Task goal: Write out every entry exactly as it appears.

Data for this task:
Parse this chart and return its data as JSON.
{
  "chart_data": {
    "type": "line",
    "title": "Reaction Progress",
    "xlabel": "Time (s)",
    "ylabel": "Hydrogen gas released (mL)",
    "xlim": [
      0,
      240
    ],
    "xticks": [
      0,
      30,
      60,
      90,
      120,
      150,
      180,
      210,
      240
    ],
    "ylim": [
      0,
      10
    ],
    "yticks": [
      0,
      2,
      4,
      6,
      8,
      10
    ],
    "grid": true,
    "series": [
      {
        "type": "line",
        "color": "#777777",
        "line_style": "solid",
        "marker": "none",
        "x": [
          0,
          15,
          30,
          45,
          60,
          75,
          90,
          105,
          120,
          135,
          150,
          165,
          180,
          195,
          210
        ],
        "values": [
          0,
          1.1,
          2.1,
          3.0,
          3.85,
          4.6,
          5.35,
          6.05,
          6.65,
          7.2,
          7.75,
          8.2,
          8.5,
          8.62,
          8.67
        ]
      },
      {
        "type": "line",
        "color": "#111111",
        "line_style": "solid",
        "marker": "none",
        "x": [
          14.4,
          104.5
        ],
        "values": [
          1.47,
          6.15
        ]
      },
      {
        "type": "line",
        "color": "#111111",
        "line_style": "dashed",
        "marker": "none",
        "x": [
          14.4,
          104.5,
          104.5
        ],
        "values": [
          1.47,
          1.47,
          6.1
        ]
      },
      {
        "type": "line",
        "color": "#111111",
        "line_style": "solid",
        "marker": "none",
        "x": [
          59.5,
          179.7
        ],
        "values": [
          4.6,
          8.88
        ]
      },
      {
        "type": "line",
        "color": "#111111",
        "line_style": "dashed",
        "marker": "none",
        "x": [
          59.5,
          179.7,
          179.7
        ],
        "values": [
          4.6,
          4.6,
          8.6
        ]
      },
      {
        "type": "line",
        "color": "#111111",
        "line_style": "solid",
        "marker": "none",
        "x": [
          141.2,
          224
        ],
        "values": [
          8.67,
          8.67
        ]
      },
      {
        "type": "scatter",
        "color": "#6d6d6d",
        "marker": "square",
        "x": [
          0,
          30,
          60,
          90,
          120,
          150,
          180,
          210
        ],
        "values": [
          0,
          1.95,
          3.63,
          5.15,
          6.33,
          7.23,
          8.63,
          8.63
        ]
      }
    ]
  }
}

Reply to the task:
Parse this chart and return its data as JSON.
{
  "chart_data": {
    "type": "line",
    "title": "Reaction Progress",
    "xlabel": "Time (s)",
    "ylabel": "Hydrogen gas released (mL)",
    "xlim": [
      0,
      240
    ],
    "xticks": [
      0,
      30,
      60,
      90,
      120,
      150,
      180,
      210,
      240
    ],
    "ylim": [
      0,
      10
    ],
    "yticks": [
      0,
      2,
      4,
      6,
      8,
      10
    ],
    "grid": true,
    "series": [
      {
        "type": "line",
        "color": "#777777",
        "line_style": "solid",
        "marker": "none",
        "x": [
          0,
          15,
          30,
          45,
          60,
          75,
          90,
          105,
          120,
          135,
          150,
          165,
          180,
          195,
          210
        ],
        "values": [
          0,
          1.1,
          2.1,
          3.0,
          3.85,
          4.6,
          5.35,
          6.05,
          6.65,
          7.2,
          7.75,
          8.2,
          8.5,
          8.62,
          8.67
        ]
      },
      {
        "type": "line",
        "color": "#111111",
        "line_style": "solid",
        "marker": "none",
        "x": [
          14.4,
          104.5
        ],
        "values": [
          1.47,
          6.15
        ]
      },
      {
        "type": "line",
        "color": "#111111",
        "line_style": "dashed",
        "marker": "none",
        "x": [
          14.4,
          104.5,
          104.5
        ],
        "values": [
          1.47,
          1.47,
          6.1
        ]
      },
      {
        "type": "line",
        "color": "#111111",
        "line_style": "solid",
        "marker": "none",
        "x": [
          59.5,
          179.7
        ],
        "values": [
          4.6,
          8.88
        ]
      },
      {
        "type": "line",
        "color": "#111111",
        "line_style": "dashed",
        "marker": "none",
        "x": [
          59.5,
          179.7,
          179.7
        ],
        "values": [
          4.6,
          4.6,
          8.6
        ]
      },
      {
        "type": "line",
        "color": "#111111",
        "line_style": "solid",
        "marker": "none",
        "x": [
          141.2,
          224
        ],
        "values": [
          8.67,
          8.67
        ]
      },
      {
        "type": "scatter",
        "color": "#6d6d6d",
        "marker": "square",
        "x": [
          0,
          30,
          60,
          90,
          120,
          150,
          180,
          210
        ],
        "values": [
          0,
          1.95,
          3.63,
          5.15,
          6.33,
          7.23,
          8.63,
          8.63
        ]
      }
    ]
  }
}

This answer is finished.